Extrait cité:
▬▬▬
Zoom sur un auteur coréen hors norme : Kun-woong PARK

Le travail étonnant et remarquable tant au niveau historique que graphique du jeune auteur coréen Park Kun-woong mérite qu’on s’y attarde un peu et qu’on s’y intéresse vraiment !
Deux de ses titres sont publiés en France ; non seulement ils démontrent une grande maturité de la part d’un si jeune auteur mais sont véritablement importants en termes de repères dans le panorama éditorial de la bande dessinée actuelle. Ces titres qui ont pour objectif avoué de mettre au grand jour des évènements de l’histoire moderne de la Corée proposent un traitement graphique et narratif vraiment remarquable.
Massacre au pont de No Gun Ri, imposant recueil de 610 pages en noir et blanc est paru en 2006 chez Vertige Graphic, intéressante maison d’édition alternative (à qui l’on doit aussi la publication du fameux Gen d’Hiroshima).
▬▬▬
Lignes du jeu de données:
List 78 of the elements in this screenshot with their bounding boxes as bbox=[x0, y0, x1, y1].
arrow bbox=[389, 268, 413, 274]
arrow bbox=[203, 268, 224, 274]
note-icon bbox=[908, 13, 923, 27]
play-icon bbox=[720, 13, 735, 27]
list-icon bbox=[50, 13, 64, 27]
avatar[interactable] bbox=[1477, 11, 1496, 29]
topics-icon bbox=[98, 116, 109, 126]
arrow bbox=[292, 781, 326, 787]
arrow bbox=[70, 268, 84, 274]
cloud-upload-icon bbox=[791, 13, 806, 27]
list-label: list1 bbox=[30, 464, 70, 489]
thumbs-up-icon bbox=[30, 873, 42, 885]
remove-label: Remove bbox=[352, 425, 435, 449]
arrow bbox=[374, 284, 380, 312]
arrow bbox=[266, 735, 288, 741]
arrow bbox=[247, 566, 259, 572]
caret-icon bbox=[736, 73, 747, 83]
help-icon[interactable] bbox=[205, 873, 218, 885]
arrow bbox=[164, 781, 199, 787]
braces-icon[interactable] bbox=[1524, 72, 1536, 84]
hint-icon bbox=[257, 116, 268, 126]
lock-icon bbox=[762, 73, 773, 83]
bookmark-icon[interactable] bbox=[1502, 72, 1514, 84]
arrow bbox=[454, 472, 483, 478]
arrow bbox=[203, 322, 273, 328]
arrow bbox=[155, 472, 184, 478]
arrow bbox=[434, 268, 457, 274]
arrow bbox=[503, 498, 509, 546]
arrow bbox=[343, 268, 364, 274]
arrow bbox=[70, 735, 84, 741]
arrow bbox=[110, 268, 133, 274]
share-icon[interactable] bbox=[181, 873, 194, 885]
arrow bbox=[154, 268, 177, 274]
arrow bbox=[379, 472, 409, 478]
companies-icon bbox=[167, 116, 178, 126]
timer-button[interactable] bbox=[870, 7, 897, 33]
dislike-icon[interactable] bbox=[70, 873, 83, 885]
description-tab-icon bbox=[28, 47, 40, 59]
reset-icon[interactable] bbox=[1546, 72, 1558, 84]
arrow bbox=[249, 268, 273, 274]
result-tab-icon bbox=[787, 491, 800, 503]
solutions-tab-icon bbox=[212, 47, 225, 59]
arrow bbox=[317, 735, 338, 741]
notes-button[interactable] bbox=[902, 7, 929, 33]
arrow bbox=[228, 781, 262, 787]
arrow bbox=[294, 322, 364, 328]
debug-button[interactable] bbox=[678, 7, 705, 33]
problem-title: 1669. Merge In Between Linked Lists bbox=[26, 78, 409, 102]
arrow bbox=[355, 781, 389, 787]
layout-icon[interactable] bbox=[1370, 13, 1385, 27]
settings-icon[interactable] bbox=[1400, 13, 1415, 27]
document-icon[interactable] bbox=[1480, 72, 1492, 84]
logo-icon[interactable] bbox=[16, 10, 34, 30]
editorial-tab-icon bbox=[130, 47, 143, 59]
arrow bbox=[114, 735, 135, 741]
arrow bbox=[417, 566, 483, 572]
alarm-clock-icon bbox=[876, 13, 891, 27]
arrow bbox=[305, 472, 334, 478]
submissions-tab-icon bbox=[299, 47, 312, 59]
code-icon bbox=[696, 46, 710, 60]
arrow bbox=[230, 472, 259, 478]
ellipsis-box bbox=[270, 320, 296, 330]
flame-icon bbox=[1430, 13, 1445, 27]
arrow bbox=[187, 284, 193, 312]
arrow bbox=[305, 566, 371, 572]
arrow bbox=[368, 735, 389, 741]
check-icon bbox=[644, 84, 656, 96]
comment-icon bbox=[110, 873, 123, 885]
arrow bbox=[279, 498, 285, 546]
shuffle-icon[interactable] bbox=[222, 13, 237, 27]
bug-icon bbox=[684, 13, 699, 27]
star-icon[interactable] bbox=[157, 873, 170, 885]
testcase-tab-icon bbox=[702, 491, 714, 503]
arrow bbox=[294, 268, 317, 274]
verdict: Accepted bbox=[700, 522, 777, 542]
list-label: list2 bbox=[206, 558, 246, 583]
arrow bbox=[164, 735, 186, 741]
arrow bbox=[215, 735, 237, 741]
▬▬▬
Objectifs:
- A) Recopiez l'article sur Park Kun-woong en commençant par « Deux de ses » et en poursuivant jusqu'à « fameux Gen d’Hiroshima). ».
- B) D'après l'article sur Park Kun-woong, chez quelle maison d'édition Massacre au pont de No Gun Ri est-il paru en 2006 ?
- C) Poursuivez, s'il vous plaît, la rédaction de l'article sur Park Kun-woong à partir de sa dernière phrase.
Les items n'ont aucun rôle ici.

Réponses:
- A)
Deux de ses titres sont publiés en France ; non seulement ils démontrent une grande maturité de la part d’un si jeune auteur mais sont véritablement importants en termes de repères dans le panorama éditorial de la bande dessinée actuelle. Ces titres qui ont pour objectif avoué de mettre au grand jour des évènements de l’histoire moderne de la Corée proposent un traitement graphique et narratif vraiment remarquable.
Massacre au pont de No Gun Ri, imposant recueil de 610 pages en noir et blanc est paru en 2006 chez Vertige Graphic, intéressante maison d’édition alternative (à qui l’on doit aussi la publication du fameux Gen d’Hiroshima).

- B) Chez Vertige Graphic.

- C)
Le récit débute avec l’entrée en guerre de la Corée durant l’été 1950. Les troupes nord-coréennes communistes en franchissant le 38ème parallèle envahissent la Corée du Sud, repoussant l’armée et jetant des nombreux civils sur les routes. Dans le premier moment du récit, on va suivre une famille, celle du narrateur, Eun-Yong qui réside près de Séoul avec sa femme et ses deux jeunes enfants. Contraints comme tant d’autres à fuir l’avancée nord-coréenne, ils rejoignent sur la route frère, grands-parents, cousins. Encadré par l’armée américaine estimée tout puissante et protectrice, les colonnes de réfugiés ne croient à leur salut qu’au Sud, épargné par les combats.
Peu à peu, à l’angoisse de la guerre et de l’inconnu s’ajoute une désillusion croissante à l’égard des soldats américains aux comportements contradictoires, persuadés que des soldats nord-coréens ont infiltré les réfugiés.
Poussé par le grand-père, Eun-Yong se sépare de la famille pour tenter de la précéder plus rapidement dans cette fuite éperdue. Il part seul, empli de culpabilité. Et la famille qui progresse plus lentement avec les autres réfugiés va rester bloquée à No Gun Ri et y vivre l’enfer.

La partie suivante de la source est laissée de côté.